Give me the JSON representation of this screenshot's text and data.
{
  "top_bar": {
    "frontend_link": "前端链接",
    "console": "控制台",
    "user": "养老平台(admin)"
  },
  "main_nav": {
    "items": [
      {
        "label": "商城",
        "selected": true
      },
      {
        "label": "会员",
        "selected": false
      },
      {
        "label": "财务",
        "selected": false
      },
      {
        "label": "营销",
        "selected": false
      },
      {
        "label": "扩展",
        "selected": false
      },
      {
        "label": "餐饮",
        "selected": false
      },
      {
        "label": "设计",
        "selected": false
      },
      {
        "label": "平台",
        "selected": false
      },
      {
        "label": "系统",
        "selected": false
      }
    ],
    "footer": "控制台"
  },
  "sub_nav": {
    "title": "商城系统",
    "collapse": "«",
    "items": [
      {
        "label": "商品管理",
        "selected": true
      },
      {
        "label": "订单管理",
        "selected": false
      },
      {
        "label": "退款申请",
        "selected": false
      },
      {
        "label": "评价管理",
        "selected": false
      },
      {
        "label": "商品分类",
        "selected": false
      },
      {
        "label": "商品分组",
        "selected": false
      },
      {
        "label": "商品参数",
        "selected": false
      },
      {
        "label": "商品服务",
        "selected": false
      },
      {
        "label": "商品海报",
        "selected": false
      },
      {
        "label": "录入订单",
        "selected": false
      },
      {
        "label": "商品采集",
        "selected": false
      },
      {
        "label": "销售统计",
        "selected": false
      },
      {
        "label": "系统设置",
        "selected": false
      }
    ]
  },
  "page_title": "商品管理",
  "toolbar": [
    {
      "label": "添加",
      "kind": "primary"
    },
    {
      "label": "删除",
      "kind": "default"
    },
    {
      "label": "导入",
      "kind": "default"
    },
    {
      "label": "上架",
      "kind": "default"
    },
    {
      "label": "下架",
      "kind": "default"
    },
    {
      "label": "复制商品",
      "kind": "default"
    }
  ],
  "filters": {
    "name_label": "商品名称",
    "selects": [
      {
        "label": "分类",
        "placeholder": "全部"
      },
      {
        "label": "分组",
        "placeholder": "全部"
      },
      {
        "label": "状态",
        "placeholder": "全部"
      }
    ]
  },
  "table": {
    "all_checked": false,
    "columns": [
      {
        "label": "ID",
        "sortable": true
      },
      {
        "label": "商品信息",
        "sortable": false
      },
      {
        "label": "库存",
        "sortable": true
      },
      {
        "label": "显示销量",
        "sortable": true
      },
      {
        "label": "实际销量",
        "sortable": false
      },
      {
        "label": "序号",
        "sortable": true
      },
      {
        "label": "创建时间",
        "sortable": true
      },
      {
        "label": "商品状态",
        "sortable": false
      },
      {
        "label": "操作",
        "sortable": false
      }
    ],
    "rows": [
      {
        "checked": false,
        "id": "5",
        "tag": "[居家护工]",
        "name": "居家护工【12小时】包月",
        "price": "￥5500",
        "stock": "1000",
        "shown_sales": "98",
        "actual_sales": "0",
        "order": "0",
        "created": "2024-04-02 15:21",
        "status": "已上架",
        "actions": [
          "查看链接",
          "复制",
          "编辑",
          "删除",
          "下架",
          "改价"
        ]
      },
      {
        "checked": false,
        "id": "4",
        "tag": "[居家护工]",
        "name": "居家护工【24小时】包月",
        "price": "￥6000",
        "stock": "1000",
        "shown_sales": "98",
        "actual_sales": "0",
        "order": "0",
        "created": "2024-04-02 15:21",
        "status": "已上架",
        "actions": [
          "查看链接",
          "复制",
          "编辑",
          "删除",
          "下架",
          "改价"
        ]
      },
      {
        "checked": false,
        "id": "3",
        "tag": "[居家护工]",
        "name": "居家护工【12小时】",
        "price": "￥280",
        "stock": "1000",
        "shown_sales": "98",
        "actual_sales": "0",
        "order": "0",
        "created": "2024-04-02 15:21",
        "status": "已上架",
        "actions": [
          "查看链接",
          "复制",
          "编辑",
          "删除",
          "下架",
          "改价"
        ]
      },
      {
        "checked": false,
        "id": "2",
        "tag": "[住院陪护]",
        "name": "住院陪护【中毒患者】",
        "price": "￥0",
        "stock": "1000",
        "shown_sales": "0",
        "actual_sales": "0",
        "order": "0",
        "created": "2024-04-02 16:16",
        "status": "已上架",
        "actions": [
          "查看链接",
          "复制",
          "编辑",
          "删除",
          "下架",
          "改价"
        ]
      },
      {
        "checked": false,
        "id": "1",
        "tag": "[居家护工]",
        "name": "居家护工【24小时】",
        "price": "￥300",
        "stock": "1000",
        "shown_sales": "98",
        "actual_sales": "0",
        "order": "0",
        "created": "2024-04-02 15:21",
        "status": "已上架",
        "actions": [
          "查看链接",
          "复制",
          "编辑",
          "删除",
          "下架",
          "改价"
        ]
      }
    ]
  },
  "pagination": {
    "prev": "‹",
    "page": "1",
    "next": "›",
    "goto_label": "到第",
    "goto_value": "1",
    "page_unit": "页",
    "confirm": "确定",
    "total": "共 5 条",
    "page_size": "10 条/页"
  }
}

-*-*-

◆ SET EXERCISE
Gather each line holding the string "price".

◆ TASK SOLUTION
        "price": "￥5500",
        "price": "￥6000",
        "price": "￥280",
        "price": "￥0",
        "price": "￥300",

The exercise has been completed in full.